>> start
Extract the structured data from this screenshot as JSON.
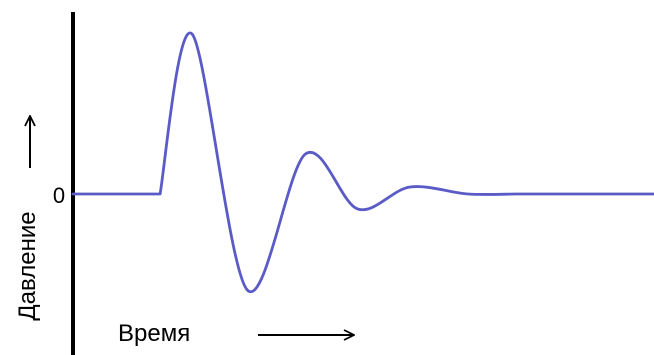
{
  "chart_data": {
    "type": "line",
    "title": "",
    "xlabel": "Время",
    "ylabel": "Давление",
    "ytick_labels": [
      {
        "value": 0,
        "label": "0"
      }
    ],
    "xlim": [
      0,
      10
    ],
    "ylim": [
      -1,
      1.7
    ],
    "grid": false,
    "legend": "none",
    "series": [
      {
        "color": "#5b5bc8",
        "x": [
          0,
          1.5,
          2.05,
          3.0,
          4.0,
          4.9,
          5.8,
          6.8,
          7.6,
          10
        ],
        "y": [
          0,
          0,
          1.6,
          -0.96,
          0.4,
          -0.15,
          0.07,
          0,
          0,
          0
        ]
      }
    ]
  }
}
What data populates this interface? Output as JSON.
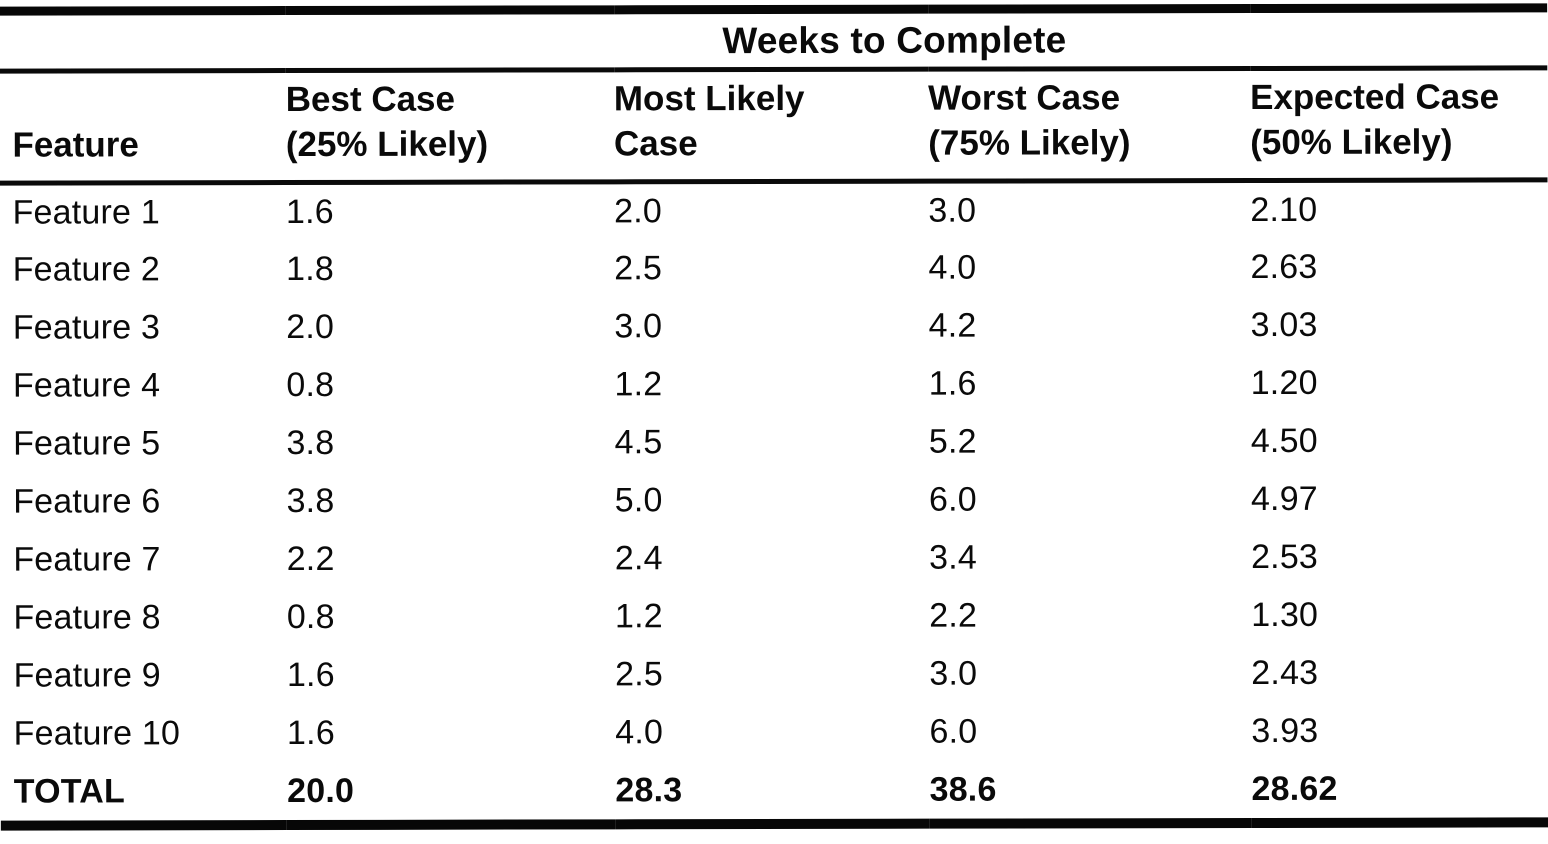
{
  "page": {
    "background_color": "#ffffff",
    "text_color": "#0a0a0a",
    "rule_color": "#070707"
  },
  "table": {
    "spanner_label": "Weeks to Complete",
    "header": {
      "feature": "Feature",
      "best_case": {
        "line1": "Best Case",
        "line2": "(25% Likely)"
      },
      "most_likely_case": {
        "line1": "Most Likely",
        "line2": "Case"
      },
      "worst_case": {
        "line1": "Worst Case",
        "line2": "(75% Likely)"
      },
      "expected_case": {
        "line1": "Expected Case",
        "line2": "(50% Likely)"
      }
    },
    "rows": [
      {
        "feature": "Feature 1",
        "best_case": "1.6",
        "most_likely_case": "2.0",
        "worst_case": "3.0",
        "expected_case": "2.10"
      },
      {
        "feature": "Feature 2",
        "best_case": "1.8",
        "most_likely_case": "2.5",
        "worst_case": "4.0",
        "expected_case": "2.63"
      },
      {
        "feature": "Feature 3",
        "best_case": "2.0",
        "most_likely_case": "3.0",
        "worst_case": "4.2",
        "expected_case": "3.03"
      },
      {
        "feature": "Feature 4",
        "best_case": "0.8",
        "most_likely_case": "1.2",
        "worst_case": "1.6",
        "expected_case": "1.20"
      },
      {
        "feature": "Feature 5",
        "best_case": "3.8",
        "most_likely_case": "4.5",
        "worst_case": "5.2",
        "expected_case": "4.50"
      },
      {
        "feature": "Feature 6",
        "best_case": "3.8",
        "most_likely_case": "5.0",
        "worst_case": "6.0",
        "expected_case": "4.97"
      },
      {
        "feature": "Feature 7",
        "best_case": "2.2",
        "most_likely_case": "2.4",
        "worst_case": "3.4",
        "expected_case": "2.53"
      },
      {
        "feature": "Feature 8",
        "best_case": "0.8",
        "most_likely_case": "1.2",
        "worst_case": "2.2",
        "expected_case": "1.30"
      },
      {
        "feature": "Feature 9",
        "best_case": "1.6",
        "most_likely_case": "2.5",
        "worst_case": "3.0",
        "expected_case": "2.43"
      },
      {
        "feature": "Feature 10",
        "best_case": "1.6",
        "most_likely_case": "4.0",
        "worst_case": "6.0",
        "expected_case": "3.93"
      }
    ],
    "total_row": {
      "feature": "TOTAL",
      "best_case": "20.0",
      "most_likely_case": "28.3",
      "worst_case": "38.6",
      "expected_case": "28.62"
    }
  }
}
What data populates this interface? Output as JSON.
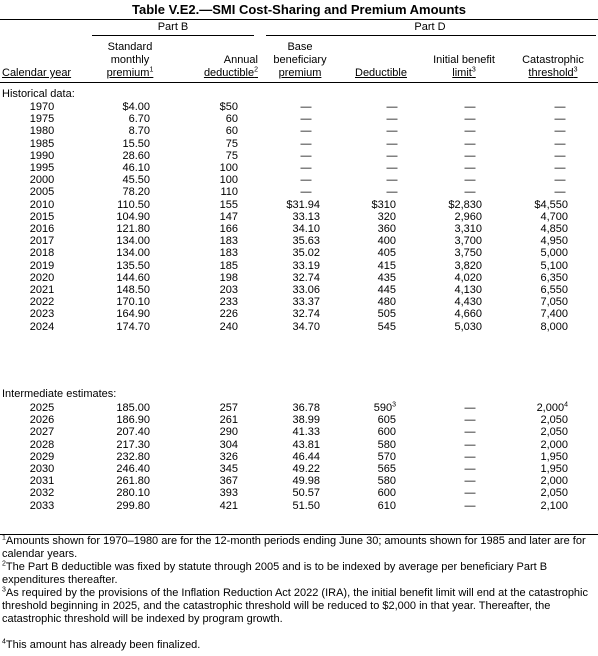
{
  "title": "Table V.E2.—SMI Cost-Sharing and Premium Amounts",
  "groups": {
    "part_b": "Part B",
    "part_d": "Part D"
  },
  "columns": {
    "year": "Calendar year",
    "b_premium": [
      "Standard",
      "monthly",
      "premium"
    ],
    "b_premium_sup": "1",
    "b_deductible": [
      "Annual",
      "deductible"
    ],
    "b_deductible_sup": "2",
    "d_premium": [
      "Base",
      "beneficiary",
      "premium"
    ],
    "d_deductible": "Deductible",
    "d_ibl": [
      "Initial benefit",
      "limit"
    ],
    "d_ibl_sup": "3",
    "d_cat": [
      "Catastrophic",
      "threshold"
    ],
    "d_cat_sup": "3"
  },
  "sections": {
    "historical": "Historical data:",
    "intermediate": "Intermediate estimates:"
  },
  "historical_rows": [
    {
      "year": "1970",
      "b_prem": "$4.00",
      "b_ded": "$50",
      "d_prem": "—",
      "d_ded": "—",
      "d_ibl": "—",
      "d_cat": "—"
    },
    {
      "year": "1975",
      "b_prem": "6.70",
      "b_ded": "60",
      "d_prem": "—",
      "d_ded": "—",
      "d_ibl": "—",
      "d_cat": "—"
    },
    {
      "year": "1980",
      "b_prem": "8.70",
      "b_ded": "60",
      "d_prem": "—",
      "d_ded": "—",
      "d_ibl": "—",
      "d_cat": "—"
    },
    {
      "year": "1985",
      "b_prem": "15.50",
      "b_ded": "75",
      "d_prem": "—",
      "d_ded": "—",
      "d_ibl": "—",
      "d_cat": "—"
    },
    {
      "year": "1990",
      "b_prem": "28.60",
      "b_ded": "75",
      "d_prem": "—",
      "d_ded": "—",
      "d_ibl": "—",
      "d_cat": "—"
    },
    {
      "year": "1995",
      "b_prem": "46.10",
      "b_ded": "100",
      "d_prem": "—",
      "d_ded": "—",
      "d_ibl": "—",
      "d_cat": "—"
    },
    {
      "year": "2000",
      "b_prem": "45.50",
      "b_ded": "100",
      "d_prem": "—",
      "d_ded": "—",
      "d_ibl": "—",
      "d_cat": "—"
    },
    {
      "year": "2005",
      "b_prem": "78.20",
      "b_ded": "110",
      "d_prem": "—",
      "d_ded": "—",
      "d_ibl": "—",
      "d_cat": "—"
    },
    {
      "year": "2010",
      "b_prem": "110.50",
      "b_ded": "155",
      "d_prem": "$31.94",
      "d_ded": "$310",
      "d_ibl": "$2,830",
      "d_cat": "$4,550"
    },
    {
      "year": "2015",
      "b_prem": "104.90",
      "b_ded": "147",
      "d_prem": "33.13",
      "d_ded": "320",
      "d_ibl": "2,960",
      "d_cat": "4,700"
    },
    {
      "year": "2016",
      "b_prem": "121.80",
      "b_ded": "166",
      "d_prem": "34.10",
      "d_ded": "360",
      "d_ibl": "3,310",
      "d_cat": "4,850"
    },
    {
      "year": "2017",
      "b_prem": "134.00",
      "b_ded": "183",
      "d_prem": "35.63",
      "d_ded": "400",
      "d_ibl": "3,700",
      "d_cat": "4,950"
    },
    {
      "year": "2018",
      "b_prem": "134.00",
      "b_ded": "183",
      "d_prem": "35.02",
      "d_ded": "405",
      "d_ibl": "3,750",
      "d_cat": "5,000"
    },
    {
      "year": "2019",
      "b_prem": "135.50",
      "b_ded": "185",
      "d_prem": "33.19",
      "d_ded": "415",
      "d_ibl": "3,820",
      "d_cat": "5,100"
    },
    {
      "year": "2020",
      "b_prem": "144.60",
      "b_ded": "198",
      "d_prem": "32.74",
      "d_ded": "435",
      "d_ibl": "4,020",
      "d_cat": "6,350"
    },
    {
      "year": "2021",
      "b_prem": "148.50",
      "b_ded": "203",
      "d_prem": "33.06",
      "d_ded": "445",
      "d_ibl": "4,130",
      "d_cat": "6,550"
    },
    {
      "year": "2022",
      "b_prem": "170.10",
      "b_ded": "233",
      "d_prem": "33.37",
      "d_ded": "480",
      "d_ibl": "4,430",
      "d_cat": "7,050"
    },
    {
      "year": "2023",
      "b_prem": "164.90",
      "b_ded": "226",
      "d_prem": "32.74",
      "d_ded": "505",
      "d_ibl": "4,660",
      "d_cat": "7,400"
    },
    {
      "year": "2024",
      "b_prem": "174.70",
      "b_ded": "240",
      "d_prem": "34.70",
      "d_ded": "545",
      "d_ibl": "5,030",
      "d_cat": "8,000"
    }
  ],
  "intermediate_rows": [
    {
      "year": "2025",
      "b_prem": "185.00",
      "b_ded": "257",
      "d_prem": "36.78",
      "d_ded": "590",
      "d_ded_sup": "3",
      "d_ibl": "—",
      "d_cat": "2,000",
      "d_cat_sup": "4"
    },
    {
      "year": "2026",
      "b_prem": "186.90",
      "b_ded": "261",
      "d_prem": "38.99",
      "d_ded": "605",
      "d_ibl": "—",
      "d_cat": "2,050"
    },
    {
      "year": "2027",
      "b_prem": "207.40",
      "b_ded": "290",
      "d_prem": "41.33",
      "d_ded": "600",
      "d_ibl": "—",
      "d_cat": "2,050"
    },
    {
      "year": "2028",
      "b_prem": "217.30",
      "b_ded": "304",
      "d_prem": "43.81",
      "d_ded": "580",
      "d_ibl": "—",
      "d_cat": "2,000"
    },
    {
      "year": "2029",
      "b_prem": "232.80",
      "b_ded": "326",
      "d_prem": "46.44",
      "d_ded": "570",
      "d_ibl": "—",
      "d_cat": "1,950"
    },
    {
      "year": "2030",
      "b_prem": "246.40",
      "b_ded": "345",
      "d_prem": "49.22",
      "d_ded": "565",
      "d_ibl": "—",
      "d_cat": "1,950"
    },
    {
      "year": "2031",
      "b_prem": "261.80",
      "b_ded": "367",
      "d_prem": "49.98",
      "d_ded": "580",
      "d_ibl": "—",
      "d_cat": "2,000"
    },
    {
      "year": "2032",
      "b_prem": "280.10",
      "b_ded": "393",
      "d_prem": "50.57",
      "d_ded": "600",
      "d_ibl": "—",
      "d_cat": "2,050"
    },
    {
      "year": "2033",
      "b_prem": "299.80",
      "b_ded": "421",
      "d_prem": "51.50",
      "d_ded": "610",
      "d_ibl": "—",
      "d_cat": "2,100"
    }
  ],
  "footnotes": [
    {
      "num": "1",
      "text": "Amounts shown for 1970–1980 are for the 12-month periods ending June 30; amounts shown for 1985 and later are for calendar years."
    },
    {
      "num": "2",
      "text": "The Part B deductible was fixed by statute through 2005 and is to be indexed by average per beneficiary Part B expenditures thereafter."
    },
    {
      "num": "3",
      "text": "As required by the provisions of the Inflation Reduction Act 2022 (IRA), the initial benefit limit will end at the catastrophic threshold beginning in 2025, and the catastrophic threshold will be reduced to $2,000 in that year. Thereafter, the catastrophic threshold will be indexed by program growth."
    },
    {
      "num": "4",
      "text": "This amount has already been finalized."
    }
  ]
}
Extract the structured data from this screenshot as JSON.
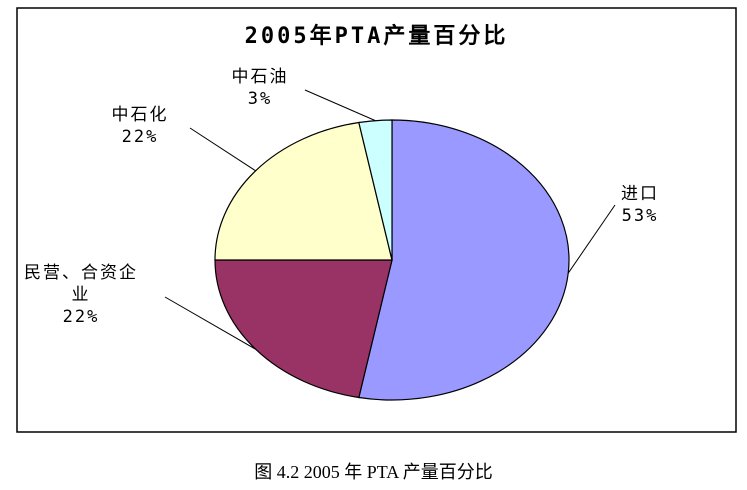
>> end
Copy all lines in the listing above where the string "beneficiary" appears.

=== RESULT ===
      "beneficiary",
      "text": "The Part B deductible was fixed by statute through 2005 and is to be indexed by average per beneficiary Part B expenditures thereafter."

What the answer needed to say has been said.